#### Task instructions:
The records below are to be copied word for word, with every picture left out.

begin Available data

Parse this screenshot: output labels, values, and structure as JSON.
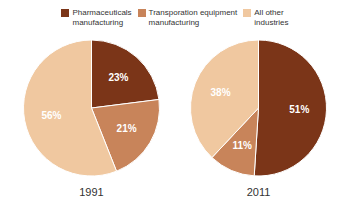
{
  "chart_data": [
    {
      "type": "pie",
      "title": "1991",
      "categories": [
        "Pharmaceuticals\nmanufacturing",
        "Transporation equipment\nmanufacturing",
        "All other\nindustries"
      ],
      "values": [
        23,
        21,
        56
      ],
      "value_labels": [
        "23%",
        "21%",
        "56%"
      ],
      "colors": [
        "#7B3518",
        "#C8845A",
        "#F0C8A0"
      ],
      "data_labels": true,
      "legend": "top"
    },
    {
      "type": "pie",
      "title": "2011",
      "categories": [
        "Pharmaceuticals\nmanufacturing",
        "Transporation equipment\nmanufacturing",
        "All other\nindustries"
      ],
      "values": [
        51,
        11,
        38
      ],
      "value_labels": [
        "51%",
        "11%",
        "38%"
      ],
      "colors": [
        "#7B3518",
        "#C8845A",
        "#F0C8A0"
      ],
      "data_labels": true
    }
  ]
}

end Available data

#### Completed exercise:
Parse this screenshot: output labels, values, and structure as JSON.
{
  "chart_data": [
    {
      "type": "pie",
      "title": "1991",
      "categories": [
        "Pharmaceuticals\nmanufacturing",
        "Transporation equipment\nmanufacturing",
        "All other\nindustries"
      ],
      "values": [
        23,
        21,
        56
      ],
      "value_labels": [
        "23%",
        "21%",
        "56%"
      ],
      "colors": [
        "#7B3518",
        "#C8845A",
        "#F0C8A0"
      ],
      "data_labels": true,
      "legend": "top"
    },
    {
      "type": "pie",
      "title": "2011",
      "categories": [
        "Pharmaceuticals\nmanufacturing",
        "Transporation equipment\nmanufacturing",
        "All other\nindustries"
      ],
      "values": [
        51,
        11,
        38
      ],
      "value_labels": [
        "51%",
        "11%",
        "38%"
      ],
      "colors": [
        "#7B3518",
        "#C8845A",
        "#F0C8A0"
      ],
      "data_labels": true
    }
  ]
}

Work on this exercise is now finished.